◆ What the task requires ◆
Every entry that follows should be reproduced exactly.

────────────────────

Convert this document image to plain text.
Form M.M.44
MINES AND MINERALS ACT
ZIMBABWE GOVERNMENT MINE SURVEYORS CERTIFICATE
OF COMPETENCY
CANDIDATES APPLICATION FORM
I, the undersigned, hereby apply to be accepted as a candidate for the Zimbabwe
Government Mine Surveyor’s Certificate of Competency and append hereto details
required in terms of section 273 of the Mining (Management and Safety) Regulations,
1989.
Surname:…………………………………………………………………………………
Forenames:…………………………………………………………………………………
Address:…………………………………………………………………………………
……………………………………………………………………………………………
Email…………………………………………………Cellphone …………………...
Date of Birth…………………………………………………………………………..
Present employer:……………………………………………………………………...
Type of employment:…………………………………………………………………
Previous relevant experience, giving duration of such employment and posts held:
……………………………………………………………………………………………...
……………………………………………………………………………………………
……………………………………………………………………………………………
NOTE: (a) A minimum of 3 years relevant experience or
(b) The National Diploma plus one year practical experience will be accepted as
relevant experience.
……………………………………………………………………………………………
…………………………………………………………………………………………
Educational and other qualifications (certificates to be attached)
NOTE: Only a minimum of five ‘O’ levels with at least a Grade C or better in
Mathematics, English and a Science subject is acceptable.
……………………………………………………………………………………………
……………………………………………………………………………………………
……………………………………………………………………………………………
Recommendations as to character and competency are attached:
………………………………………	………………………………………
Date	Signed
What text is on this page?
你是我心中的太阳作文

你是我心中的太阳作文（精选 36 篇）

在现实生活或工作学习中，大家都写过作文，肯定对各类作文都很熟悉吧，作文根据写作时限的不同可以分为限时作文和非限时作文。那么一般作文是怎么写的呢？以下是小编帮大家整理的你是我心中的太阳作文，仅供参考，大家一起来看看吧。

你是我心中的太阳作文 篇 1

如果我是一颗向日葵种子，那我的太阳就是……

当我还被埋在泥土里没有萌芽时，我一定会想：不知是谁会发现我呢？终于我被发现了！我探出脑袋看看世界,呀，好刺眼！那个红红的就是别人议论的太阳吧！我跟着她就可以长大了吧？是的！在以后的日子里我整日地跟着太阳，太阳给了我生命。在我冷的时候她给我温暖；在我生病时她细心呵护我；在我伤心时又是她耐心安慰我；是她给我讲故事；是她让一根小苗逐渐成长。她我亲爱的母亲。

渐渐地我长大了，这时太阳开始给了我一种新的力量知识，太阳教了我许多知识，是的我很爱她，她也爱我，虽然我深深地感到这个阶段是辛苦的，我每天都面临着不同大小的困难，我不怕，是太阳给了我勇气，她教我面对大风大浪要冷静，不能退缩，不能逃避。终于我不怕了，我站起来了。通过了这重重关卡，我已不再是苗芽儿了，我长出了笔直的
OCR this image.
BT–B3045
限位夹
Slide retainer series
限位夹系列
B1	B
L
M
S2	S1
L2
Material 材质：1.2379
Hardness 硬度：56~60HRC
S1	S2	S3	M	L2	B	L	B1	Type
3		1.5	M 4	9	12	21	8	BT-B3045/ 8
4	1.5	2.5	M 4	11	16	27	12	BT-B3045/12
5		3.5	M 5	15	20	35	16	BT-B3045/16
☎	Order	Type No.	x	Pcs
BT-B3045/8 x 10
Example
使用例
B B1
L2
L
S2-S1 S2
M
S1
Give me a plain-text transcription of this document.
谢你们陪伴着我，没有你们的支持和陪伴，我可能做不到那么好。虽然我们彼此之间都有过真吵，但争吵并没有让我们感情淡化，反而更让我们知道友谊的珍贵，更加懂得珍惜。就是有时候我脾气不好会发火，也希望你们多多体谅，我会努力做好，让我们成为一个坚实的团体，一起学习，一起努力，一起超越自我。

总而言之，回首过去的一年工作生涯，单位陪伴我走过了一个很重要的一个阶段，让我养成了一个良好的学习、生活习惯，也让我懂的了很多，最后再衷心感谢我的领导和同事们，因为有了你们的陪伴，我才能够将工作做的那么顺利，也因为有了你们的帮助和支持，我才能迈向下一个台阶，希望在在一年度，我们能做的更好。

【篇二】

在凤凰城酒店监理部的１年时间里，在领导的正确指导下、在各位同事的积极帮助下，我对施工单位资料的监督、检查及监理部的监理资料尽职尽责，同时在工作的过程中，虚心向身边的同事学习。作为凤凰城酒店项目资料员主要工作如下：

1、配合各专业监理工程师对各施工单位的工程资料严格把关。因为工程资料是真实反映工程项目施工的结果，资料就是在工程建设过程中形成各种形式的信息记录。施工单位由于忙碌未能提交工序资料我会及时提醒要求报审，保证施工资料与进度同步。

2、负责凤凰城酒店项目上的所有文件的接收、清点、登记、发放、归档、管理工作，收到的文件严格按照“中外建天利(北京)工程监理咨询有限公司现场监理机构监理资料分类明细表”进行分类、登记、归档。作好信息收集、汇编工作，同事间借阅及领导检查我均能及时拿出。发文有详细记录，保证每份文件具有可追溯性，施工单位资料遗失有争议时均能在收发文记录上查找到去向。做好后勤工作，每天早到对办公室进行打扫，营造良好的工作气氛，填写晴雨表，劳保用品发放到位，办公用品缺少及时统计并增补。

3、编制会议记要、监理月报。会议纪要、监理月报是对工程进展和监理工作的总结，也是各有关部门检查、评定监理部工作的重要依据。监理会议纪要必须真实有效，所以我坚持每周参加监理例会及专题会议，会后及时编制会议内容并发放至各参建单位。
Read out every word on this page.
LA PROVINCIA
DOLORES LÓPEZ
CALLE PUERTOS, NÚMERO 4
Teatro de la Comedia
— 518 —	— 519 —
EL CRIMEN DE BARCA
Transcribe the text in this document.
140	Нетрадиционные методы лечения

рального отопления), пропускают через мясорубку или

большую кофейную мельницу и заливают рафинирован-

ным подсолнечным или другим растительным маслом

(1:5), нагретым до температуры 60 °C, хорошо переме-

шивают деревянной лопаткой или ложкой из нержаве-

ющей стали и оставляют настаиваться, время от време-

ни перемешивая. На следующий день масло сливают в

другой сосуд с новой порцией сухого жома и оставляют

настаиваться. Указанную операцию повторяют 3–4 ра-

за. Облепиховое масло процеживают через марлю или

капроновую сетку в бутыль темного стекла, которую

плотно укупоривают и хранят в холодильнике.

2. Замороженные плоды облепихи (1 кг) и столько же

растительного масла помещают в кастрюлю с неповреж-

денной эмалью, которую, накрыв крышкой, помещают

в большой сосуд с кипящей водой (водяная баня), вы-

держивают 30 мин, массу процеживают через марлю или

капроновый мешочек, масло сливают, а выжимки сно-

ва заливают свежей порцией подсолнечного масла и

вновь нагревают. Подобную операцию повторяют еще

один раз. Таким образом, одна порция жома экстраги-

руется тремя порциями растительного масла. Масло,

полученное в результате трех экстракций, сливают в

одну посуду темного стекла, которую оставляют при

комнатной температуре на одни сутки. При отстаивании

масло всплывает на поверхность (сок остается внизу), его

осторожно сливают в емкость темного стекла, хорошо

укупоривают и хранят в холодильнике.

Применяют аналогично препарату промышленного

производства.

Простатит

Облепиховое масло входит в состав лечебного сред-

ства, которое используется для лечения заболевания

────────────────────

◆ Written solution ◆
Convert this document image to plain text.
Form M.M.44
MINES AND MINERALS ACT
ZIMBABWE GOVERNMENT MINE SURVEYORS CERTIFICATE
OF COMPETENCY
CANDIDATES APPLICATION FORM
I, the undersigned, hereby apply to be accepted as a candidate for the Zimbabwe
Government Mine Surveyor’s Certificate of Competency and append hereto details
required in terms of section 273 of the Mining (Management and Safety) Regulations,
1989.
Surname:…………………………………………………………………………………
Forenames:…………………………………………………………………………………
Address:…………………………………………………………………………………
……………………………………………………………………………………………
Email…………………………………………………Cellphone …………………...
Date of Birth…………………………………………………………………………..
Present employer:……………………………………………………………………...
Type of employment:…………………………………………………………………
Previous relevant experience, giving duration of such employment and posts held:
……………………………………………………………………………………………...
……………………………………………………………………………………………
……………………………………………………………………………………………
NOTE: (a) A minimum of 3 years relevant experience or
(b) The National Diploma plus one year practical experience will be accepted as
relevant experience.
……………………………………………………………………………………………
…………………………………………………………………………………………
Educational and other qualifications (certificates to be attached)
NOTE: Only a minimum of five ‘O’ levels with at least a Grade C or better in
Mathematics, English and a Science subject is acceptable.
……………………………………………………………………………………………
……………………………………………………………………………………………
……………………………………………………………………………………………
Recommendations as to character and competency are attached:
………………………………………	………………………………………
Date	Signed
What text is on this page?
你是我心中的太阳作文

你是我心中的太阳作文（精选 36 篇）

在现实生活或工作学习中，大家都写过作文，肯定对各类作文都很熟悉吧，作文根据写作时限的不同可以分为限时作文和非限时作文。那么一般作文是怎么写的呢？以下是小编帮大家整理的你是我心中的太阳作文，仅供参考，大家一起来看看吧。

你是我心中的太阳作文 篇 1

如果我是一颗向日葵种子，那我的太阳就是……

当我还被埋在泥土里没有萌芽时，我一定会想：不知是谁会发现我呢？终于我被发现了！我探出脑袋看看世界,呀，好刺眼！那个红红的就是别人议论的太阳吧！我跟着她就可以长大了吧？是的！在以后的日子里我整日地跟着太阳，太阳给了我生命。在我冷的时候她给我温暖；在我生病时她细心呵护我；在我伤心时又是她耐心安慰我；是她给我讲故事；是她让一根小苗逐渐成长。她我亲爱的母亲。

渐渐地我长大了，这时太阳开始给了我一种新的力量知识，太阳教了我许多知识，是的我很爱她，她也爱我，虽然我深深地感到这个阶段是辛苦的，我每天都面临着不同大小的困难，我不怕，是太阳给了我勇气，她教我面对大风大浪要冷静，不能退缩，不能逃避。终于我不怕了，我站起来了。通过了这重重关卡，我已不再是苗芽儿了，我长出了笔直的
OCR this image.
BT–B3045
限位夹
Slide retainer series
限位夹系列
B1	B
L
M
S2	S1
L2
Material 材质：1.2379
Hardness 硬度：56~60HRC
S1	S2	S3	M	L2	B	L	B1	Type
3		1.5	M 4	9	12	21	8	BT-B3045/ 8
4	1.5	2.5	M 4	11	16	27	12	BT-B3045/12
5		3.5	M 5	15	20	35	16	BT-B3045/16
☎	Order	Type No.	x	Pcs
BT-B3045/8 x 10
Example
使用例
B B1
L2
L
S2-S1 S2
M
S1
Give me a plain-text transcription of this document.
谢你们陪伴着我，没有你们的支持和陪伴，我可能做不到那么好。虽然我们彼此之间都有过真吵，但争吵并没有让我们感情淡化，反而更让我们知道友谊的珍贵，更加懂得珍惜。就是有时候我脾气不好会发火，也希望你们多多体谅，我会努力做好，让我们成为一个坚实的团体，一起学习，一起努力，一起超越自我。

总而言之，回首过去的一年工作生涯，单位陪伴我走过了一个很重要的一个阶段，让我养成了一个良好的学习、生活习惯，也让我懂的了很多，最后再衷心感谢我的领导和同事们，因为有了你们的陪伴，我才能够将工作做的那么顺利，也因为有了你们的帮助和支持，我才能迈向下一个台阶，希望在在一年度，我们能做的更好。

【篇二】

在凤凰城酒店监理部的１年时间里，在领导的正确指导下、在各位同事的积极帮助下，我对施工单位资料的监督、检查及监理部的监理资料尽职尽责，同时在工作的过程中，虚心向身边的同事学习。作为凤凰城酒店项目资料员主要工作如下：

1、配合各专业监理工程师对各施工单位的工程资料严格把关。因为工程资料是真实反映工程项目施工的结果，资料就是在工程建设过程中形成各种形式的信息记录。施工单位由于忙碌未能提交工序资料我会及时提醒要求报审，保证施工资料与进度同步。

2、负责凤凰城酒店项目上的所有文件的接收、清点、登记、发放、归档、管理工作，收到的文件严格按照“中外建天利(北京)工程监理咨询有限公司现场监理机构监理资料分类明细表”进行分类、登记、归档。作好信息收集、汇编工作，同事间借阅及领导检查我均能及时拿出。发文有详细记录，保证每份文件具有可追溯性，施工单位资料遗失有争议时均能在收发文记录上查找到去向。做好后勤工作，每天早到对办公室进行打扫，营造良好的工作气氛，填写晴雨表，劳保用品发放到位，办公用品缺少及时统计并增补。

3、编制会议记要、监理月报。会议纪要、监理月报是对工程进展和监理工作的总结，也是各有关部门检查、评定监理部工作的重要依据。监理会议纪要必须真实有效，所以我坚持每周参加监理例会及专题会议，会后及时编制会议内容并发放至各参建单位。
Read out every word on this page.
LA PROVINCIA
DOLORES LÓPEZ
CALLE PUERTOS, NÚMERO 4
Teatro de la Comedia
— 518 —	— 519 —
EL CRIMEN DE BARCA
Transcribe the text in this document.
140	Нетрадиционные методы лечения

рального отопления), пропускают через мясорубку или

большую кофейную мельницу и заливают рафинирован-

ным подсолнечным или другим растительным маслом

(1:5), нагретым до температуры 60 °C, хорошо переме-

шивают деревянной лопаткой или ложкой из нержаве-

ющей стали и оставляют настаиваться, время от време-

ни перемешивая. На следующий день масло сливают в

другой сосуд с новой порцией сухого жома и оставляют

настаиваться. Указанную операцию повторяют 3–4 ра-

за. Облепиховое масло процеживают через марлю или

капроновую сетку в бутыль темного стекла, которую

плотно укупоривают и хранят в холодильнике.

2. Замороженные плоды облепихи (1 кг) и столько же

растительного масла помещают в кастрюлю с неповреж-

денной эмалью, которую, накрыв крышкой, помещают

в большой сосуд с кипящей водой (водяная баня), вы-

держивают 30 мин, массу процеживают через марлю или

капроновый мешочек, масло сливают, а выжимки сно-

ва заливают свежей порцией подсолнечного масла и

вновь нагревают. Подобную операцию повторяют еще

один раз. Таким образом, одна порция жома экстраги-

руется тремя порциями растительного масла. Масло,

полученное в результате трех экстракций, сливают в

одну посуду темного стекла, которую оставляют при

комнатной температуре на одни сутки. При отстаивании

масло всплывает на поверхность (сок остается внизу), его

осторожно сливают в емкость темного стекла, хорошо

укупоривают и хранят в холодильнике.

Применяют аналогично препарату промышленного

производства.

Простатит

Облепиховое масло входит в состав лечебного сред-

ства, которое используется для лечения заболевания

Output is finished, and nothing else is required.